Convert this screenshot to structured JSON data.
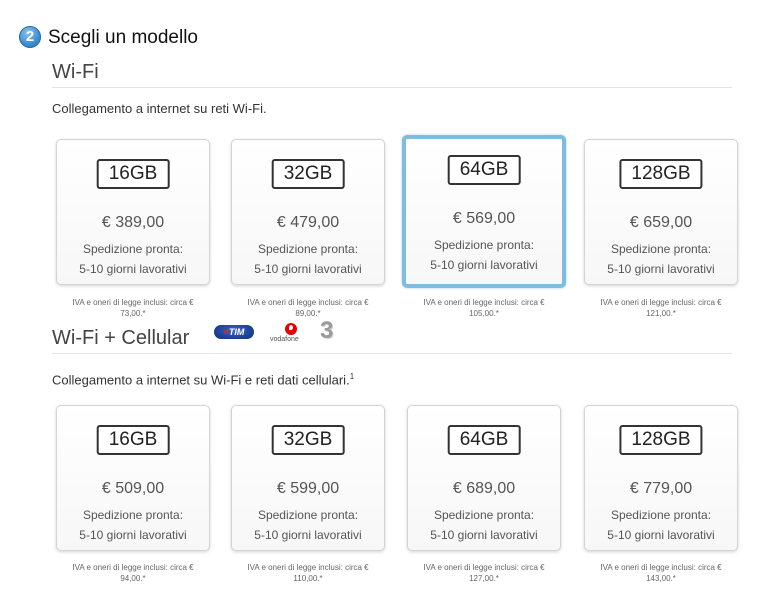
{
  "step": {
    "number": "2",
    "title": "Scegli un modello"
  },
  "wifi": {
    "title": "Wi-Fi",
    "description": "Collegamento a internet su reti Wi-Fi.",
    "models": [
      {
        "capacity": "16GB",
        "price": "€ 389,00",
        "ship1": "Spedizione pronta:",
        "ship2": "5-10 giorni lavorativi",
        "vat1": "IVA e oneri di legge inclusi: circa €",
        "vat2": "73,00.*",
        "selected": false
      },
      {
        "capacity": "32GB",
        "price": "€ 479,00",
        "ship1": "Spedizione pronta:",
        "ship2": "5-10 giorni lavorativi",
        "vat1": "IVA e oneri di legge inclusi: circa €",
        "vat2": "89,00.*",
        "selected": false
      },
      {
        "capacity": "64GB",
        "price": "€ 569,00",
        "ship1": "Spedizione pronta:",
        "ship2": "5-10 giorni lavorativi",
        "vat1": "IVA e oneri di legge inclusi: circa €",
        "vat2": "105,00.*",
        "selected": true
      },
      {
        "capacity": "128GB",
        "price": "€ 659,00",
        "ship1": "Spedizione pronta:",
        "ship2": "5-10 giorni lavorativi",
        "vat1": "IVA e oneri di legge inclusi: circa €",
        "vat2": "121,00.*",
        "selected": false
      }
    ]
  },
  "cellular": {
    "title": "Wi-Fi + Cellular",
    "description": "Collegamento a internet su Wi-Fi e reti dati cellulari.",
    "footnote": "1",
    "carriers": {
      "tim_a": "≡",
      "tim_b": "TIM",
      "vodafone": "vodafone",
      "three": "3"
    },
    "models": [
      {
        "capacity": "16GB",
        "price": "€ 509,00",
        "ship1": "Spedizione pronta:",
        "ship2": "5-10 giorni lavorativi",
        "vat1": "IVA e oneri di legge inclusi: circa €",
        "vat2": "94,00.*",
        "selected": false
      },
      {
        "capacity": "32GB",
        "price": "€ 599,00",
        "ship1": "Spedizione pronta:",
        "ship2": "5-10 giorni lavorativi",
        "vat1": "IVA e oneri di legge inclusi: circa €",
        "vat2": "110,00.*",
        "selected": false
      },
      {
        "capacity": "64GB",
        "price": "€ 689,00",
        "ship1": "Spedizione pronta:",
        "ship2": "5-10 giorni lavorativi",
        "vat1": "IVA e oneri di legge inclusi: circa €",
        "vat2": "127,00.*",
        "selected": false
      },
      {
        "capacity": "128GB",
        "price": "€ 779,00",
        "ship1": "Spedizione pronta:",
        "ship2": "5-10 giorni lavorativi",
        "vat1": "IVA e oneri di legge inclusi: circa €",
        "vat2": "143,00.*",
        "selected": false
      }
    ]
  },
  "colors": {
    "selected_border": "#7fbde0",
    "badge": "#3f8fd2"
  }
}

────────

Give the entries again word for word, but skip the pictures.

OUTPUT BELOW -
Convert this screenshot to structured JSON data.
{
  "step": {
    "number": "2",
    "title": "Scegli un modello"
  },
  "wifi": {
    "title": "Wi-Fi",
    "description": "Collegamento a internet su reti Wi-Fi.",
    "models": [
      {
        "capacity": "16GB",
        "price": "€ 389,00",
        "ship1": "Spedizione pronta:",
        "ship2": "5-10 giorni lavorativi",
        "vat1": "IVA e oneri di legge inclusi: circa €",
        "vat2": "73,00.*",
        "selected": false
      },
      {
        "capacity": "32GB",
        "price": "€ 479,00",
        "ship1": "Spedizione pronta:",
        "ship2": "5-10 giorni lavorativi",
        "vat1": "IVA e oneri di legge inclusi: circa €",
        "vat2": "89,00.*",
        "selected": false
      },
      {
        "capacity": "64GB",
        "price": "€ 569,00",
        "ship1": "Spedizione pronta:",
        "ship2": "5-10 giorni lavorativi",
        "vat1": "IVA e oneri di legge inclusi: circa €",
        "vat2": "105,00.*",
        "selected": true
      },
      {
        "capacity": "128GB",
        "price": "€ 659,00",
        "ship1": "Spedizione pronta:",
        "ship2": "5-10 giorni lavorativi",
        "vat1": "IVA e oneri di legge inclusi: circa €",
        "vat2": "121,00.*",
        "selected": false
      }
    ]
  },
  "cellular": {
    "title": "Wi-Fi + Cellular",
    "description": "Collegamento a internet su Wi-Fi e reti dati cellulari.",
    "footnote": "1",
    "carriers": {
      "tim_a": "≡",
      "tim_b": "TIM",
      "vodafone": "vodafone",
      "three": "3"
    },
    "models": [
      {
        "capacity": "16GB",
        "price": "€ 509,00",
        "ship1": "Spedizione pronta:",
        "ship2": "5-10 giorni lavorativi",
        "vat1": "IVA e oneri di legge inclusi: circa €",
        "vat2": "94,00.*",
        "selected": false
      },
      {
        "capacity": "32GB",
        "price": "€ 599,00",
        "ship1": "Spedizione pronta:",
        "ship2": "5-10 giorni lavorativi",
        "vat1": "IVA e oneri di legge inclusi: circa €",
        "vat2": "110,00.*",
        "selected": false
      },
      {
        "capacity": "64GB",
        "price": "€ 689,00",
        "ship1": "Spedizione pronta:",
        "ship2": "5-10 giorni lavorativi",
        "vat1": "IVA e oneri di legge inclusi: circa €",
        "vat2": "127,00.*",
        "selected": false
      },
      {
        "capacity": "128GB",
        "price": "€ 779,00",
        "ship1": "Spedizione pronta:",
        "ship2": "5-10 giorni lavorativi",
        "vat1": "IVA e oneri di legge inclusi: circa €",
        "vat2": "143,00.*",
        "selected": false
      }
    ]
  },
  "colors": {
    "selected_border": "#7fbde0",
    "badge": "#3f8fd2"
  }
}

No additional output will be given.